Start

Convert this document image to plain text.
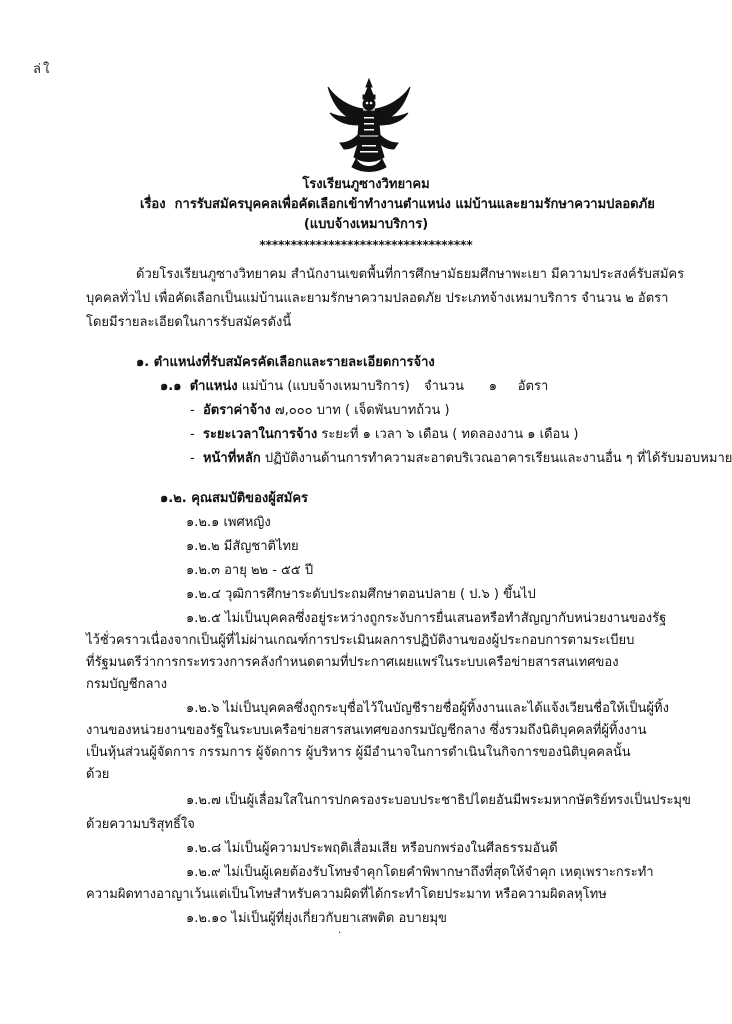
ล่ใ
โรงเรียนภูซางวิทยาคม
เรื่อง การรับสมัครบุคคลเพื่อคัดเลือกเข้าทำงานตำแหน่ง แม่บ้านและยามรักษาความปลอดภัย
(แบบจ้างเหมาบริการ)
**********************************
ด้วยโรงเรียนภูซางวิทยาคม สำนักงานเขตพื้นที่การศึกษามัธยมศึกษาพะเยา มีความประสงค์รับสมัคร
บุคคลทั่วไป เพื่อคัดเลือกเป็นแม่บ้านและยามรักษาความปลอดภัย ประเภทจ้างเหมาบริการ จำนวน ๒ อัตรา
โดยมีรายละเอียดในการรับสมัครดังนี้
๑. ตำแหน่งที่รับสมัครคัดเลือกและรายละเอียดการจ้าง
๑.๑ ตำแหน่ง แม่บ้าน (แบบจ้างเหมาบริการ) จำนวน ๑ อัตรา
-  อัตราค่าจ้าง ๗,๐๐๐ บาท ( เจ็ดพันบาทถ้วน )
-  ระยะเวลาในการจ้าง ระยะที่ ๑ เวลา ๖ เดือน ( ทดลองงาน ๑ เดือน )
-  หน้าที่หลัก ปฏิบัติงานด้านการทำความสะอาดบริเวณอาคารเรียนและงานอื่น ๆ ที่ได้รับมอบหมาย
๑.๒. คุณสมบัติของผู้สมัคร
๑.๒.๑ เพศหญิง
๑.๒.๒ มีสัญชาติไทย
๑.๒.๓ อายุ ๒๒ - ๕๕ ปี
๑.๒.๔ วุฒิการศึกษาระดับประถมศึกษาตอนปลาย ( ป.๖ ) ขึ้นไป
๑.๒.๕ ไม่เป็นบุคคลซึ่งอยู่ระหว่างถูกระงับการยื่นเสนอหรือทำสัญญากับหน่วยงานของรัฐ
ไว้ชั่วคราวเนื่องจากเป็นผู้ที่ไม่ผ่านเกณฑ์การประเมินผลการปฏิบัติงานของผู้ประกอบการตามระเบียบ
ที่รัฐมนตรีว่าการกระทรวงการคลังกำหนดตามที่ประกาศเผยแพร่ในระบบเครือข่ายสารสนเทศของ
กรมบัญชีกลาง
๑.๒.๖ ไม่เป็นบุคคลซึ่งถูกระบุชื่อไว้ในบัญชีรายชื่อผู้ทิ้งงานและได้แจ้งเวียนชื่อให้เป็นผู้ทิ้ง
งานของหน่วยงานของรัฐในระบบเครือข่ายสารสนเทศของกรมบัญชีกลาง ซึ่งรวมถึงนิติบุคคลที่ผู้ทิ้งงาน
เป็นหุ้นส่วนผู้จัดการ กรรมการ ผู้จัดการ ผู้บริหาร ผู้มีอำนาจในการดำเนินในกิจการของนิติบุคคลนั้น
ด้วย
๑.๒.๗ เป็นผู้เลื่อมใสในการปกครองระบอบประชาธิปไตยอันมีพระมหากษัตริย์ทรงเป็นประมุข
ด้วยความบริสุทธิ์ใจ
๑.๒.๘ ไม่เป็นผู้ความประพฤติเสื่อมเสีย หรือบกพร่องในศีลธรรมอันดี
๑.๒.๙ ไม่เป็นผู้เคยต้องรับโทษจำคุกโดยคำพิพากษาถึงที่สุดให้จำคุก เหตุเพราะกระทำ
ความผิดทางอาญาเว้นแต่เป็นโทษสำหรับความผิดที่ได้กระทำโดยประมาท หรือความผิดลหุโทษ
๑.๒.๑๐ ไม่เป็นผู้ที่ยุ่งเกี่ยวกับยาเสพติด อบายมุข
·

End

Using the records above, retype everything exactly except the pictures.

Written answer:
Convert this document image to plain text.
ล่ใ
โรงเรียนภูซางวิทยาคม
เรื่อง การรับสมัครบุคคลเพื่อคัดเลือกเข้าทำงานตำแหน่ง แม่บ้านและยามรักษาความปลอดภัย
(แบบจ้างเหมาบริการ)
**********************************
ด้วยโรงเรียนภูซางวิทยาคม สำนักงานเขตพื้นที่การศึกษามัธยมศึกษาพะเยา มีความประสงค์รับสมัคร
บุคคลทั่วไป เพื่อคัดเลือกเป็นแม่บ้านและยามรักษาความปลอดภัย ประเภทจ้างเหมาบริการ จำนวน ๒ อัตรา
โดยมีรายละเอียดในการรับสมัครดังนี้
๑. ตำแหน่งที่รับสมัครคัดเลือกและรายละเอียดการจ้าง
๑.๑ ตำแหน่ง แม่บ้าน (แบบจ้างเหมาบริการ) จำนวน ๑ อัตรา
-  อัตราค่าจ้าง ๗,๐๐๐ บาท ( เจ็ดพันบาทถ้วน )
-  ระยะเวลาในการจ้าง ระยะที่ ๑ เวลา ๖ เดือน ( ทดลองงาน ๑ เดือน )
-  หน้าที่หลัก ปฏิบัติงานด้านการทำความสะอาดบริเวณอาคารเรียนและงานอื่น ๆ ที่ได้รับมอบหมาย
๑.๒. คุณสมบัติของผู้สมัคร
๑.๒.๑ เพศหญิง
๑.๒.๒ มีสัญชาติไทย
๑.๒.๓ อายุ ๒๒ - ๕๕ ปี
๑.๒.๔ วุฒิการศึกษาระดับประถมศึกษาตอนปลาย ( ป.๖ ) ขึ้นไป
๑.๒.๕ ไม่เป็นบุคคลซึ่งอยู่ระหว่างถูกระงับการยื่นเสนอหรือทำสัญญากับหน่วยงานของรัฐ
ไว้ชั่วคราวเนื่องจากเป็นผู้ที่ไม่ผ่านเกณฑ์การประเมินผลการปฏิบัติงานของผู้ประกอบการตามระเบียบ
ที่รัฐมนตรีว่าการกระทรวงการคลังกำหนดตามที่ประกาศเผยแพร่ในระบบเครือข่ายสารสนเทศของ
กรมบัญชีกลาง
๑.๒.๖ ไม่เป็นบุคคลซึ่งถูกระบุชื่อไว้ในบัญชีรายชื่อผู้ทิ้งงานและได้แจ้งเวียนชื่อให้เป็นผู้ทิ้ง
งานของหน่วยงานของรัฐในระบบเครือข่ายสารสนเทศของกรมบัญชีกลาง ซึ่งรวมถึงนิติบุคคลที่ผู้ทิ้งงาน
เป็นหุ้นส่วนผู้จัดการ กรรมการ ผู้จัดการ ผู้บริหาร ผู้มีอำนาจในการดำเนินในกิจการของนิติบุคคลนั้น
ด้วย
๑.๒.๗ เป็นผู้เลื่อมใสในการปกครองระบอบประชาธิปไตยอันมีพระมหากษัตริย์ทรงเป็นประมุข
ด้วยความบริสุทธิ์ใจ
๑.๒.๘ ไม่เป็นผู้ความประพฤติเสื่อมเสีย หรือบกพร่องในศีลธรรมอันดี
๑.๒.๙ ไม่เป็นผู้เคยต้องรับโทษจำคุกโดยคำพิพากษาถึงที่สุดให้จำคุก เหตุเพราะกระทำ
ความผิดทางอาญาเว้นแต่เป็นโทษสำหรับความผิดที่ได้กระทำโดยประมาท หรือความผิดลหุโทษ
๑.๒.๑๐ ไม่เป็นผู้ที่ยุ่งเกี่ยวกับยาเสพติด อบายมุข
·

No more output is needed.